#### The records
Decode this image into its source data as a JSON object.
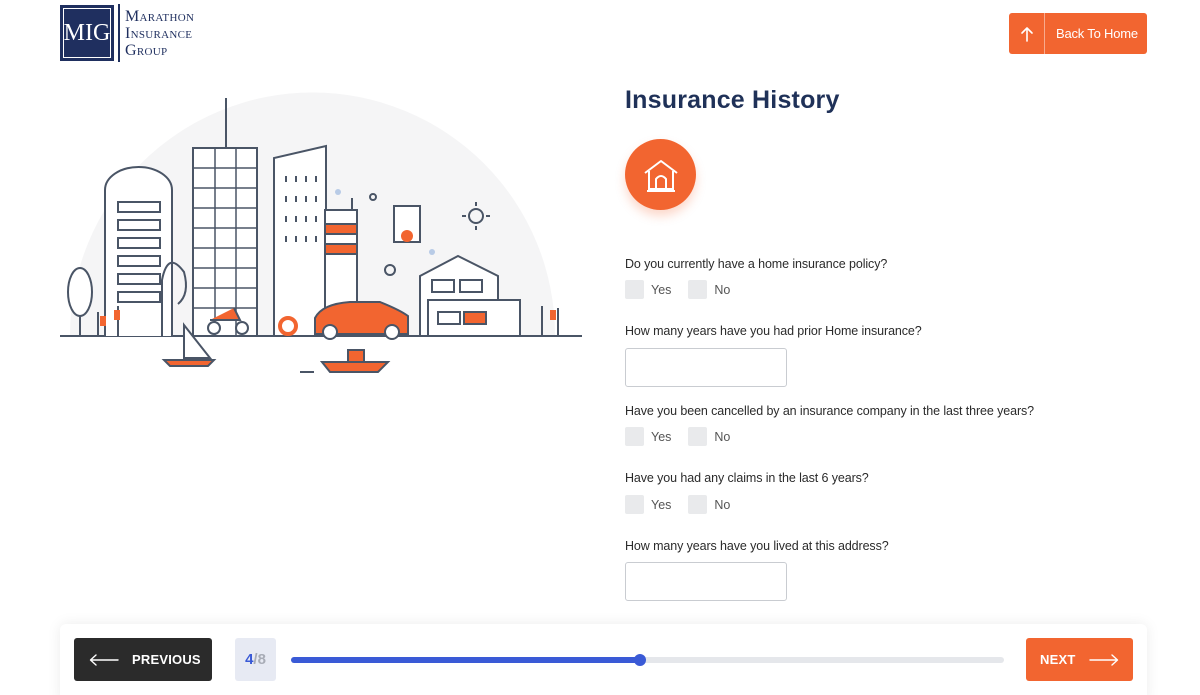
{
  "logo": {
    "mark": "MIG",
    "line1": "Marathon",
    "line2": "Insurance",
    "line3": "Group"
  },
  "header": {
    "back_label": "Back To Home"
  },
  "form": {
    "title": "Insurance History",
    "section_icon": "home-icon",
    "questions": [
      {
        "label": "Do you currently have a home insurance policy?",
        "type": "radio",
        "options": [
          "Yes",
          "No"
        ]
      },
      {
        "label": "How many years have you had prior Home insurance?",
        "type": "text",
        "value": ""
      },
      {
        "label": "Have you been cancelled by an insurance company in the last three years?",
        "type": "radio",
        "options": [
          "Yes",
          "No"
        ]
      },
      {
        "label": "Have you had any claims in the last 6 years?",
        "type": "radio",
        "options": [
          "Yes",
          "No"
        ]
      },
      {
        "label": "How many years have you lived at this address?",
        "type": "text",
        "value": ""
      }
    ]
  },
  "footer": {
    "previous_label": "PREVIOUS",
    "next_label": "NEXT",
    "step_current": "4",
    "step_separator": "/",
    "step_total": "8",
    "progress": 0.49
  },
  "colors": {
    "accent": "#f26530",
    "primary": "#3a5ad6",
    "navy": "#1f3158",
    "dark_button": "#2b2b2b"
  }
}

#### The task
Would you mind returning each entry above word for word, skipping the images?

#### Exercise solution
Decode this image into its source data as a JSON object.
{
  "logo": {
    "mark": "MIG",
    "line1": "Marathon",
    "line2": "Insurance",
    "line3": "Group"
  },
  "header": {
    "back_label": "Back To Home"
  },
  "form": {
    "title": "Insurance History",
    "section_icon": "home-icon",
    "questions": [
      {
        "label": "Do you currently have a home insurance policy?",
        "type": "radio",
        "options": [
          "Yes",
          "No"
        ]
      },
      {
        "label": "How many years have you had prior Home insurance?",
        "type": "text",
        "value": ""
      },
      {
        "label": "Have you been cancelled by an insurance company in the last three years?",
        "type": "radio",
        "options": [
          "Yes",
          "No"
        ]
      },
      {
        "label": "Have you had any claims in the last 6 years?",
        "type": "radio",
        "options": [
          "Yes",
          "No"
        ]
      },
      {
        "label": "How many years have you lived at this address?",
        "type": "text",
        "value": ""
      }
    ]
  },
  "footer": {
    "previous_label": "PREVIOUS",
    "next_label": "NEXT",
    "step_current": "4",
    "step_separator": "/",
    "step_total": "8",
    "progress": 0.49
  },
  "colors": {
    "accent": "#f26530",
    "primary": "#3a5ad6",
    "navy": "#1f3158",
    "dark_button": "#2b2b2b"
  }
}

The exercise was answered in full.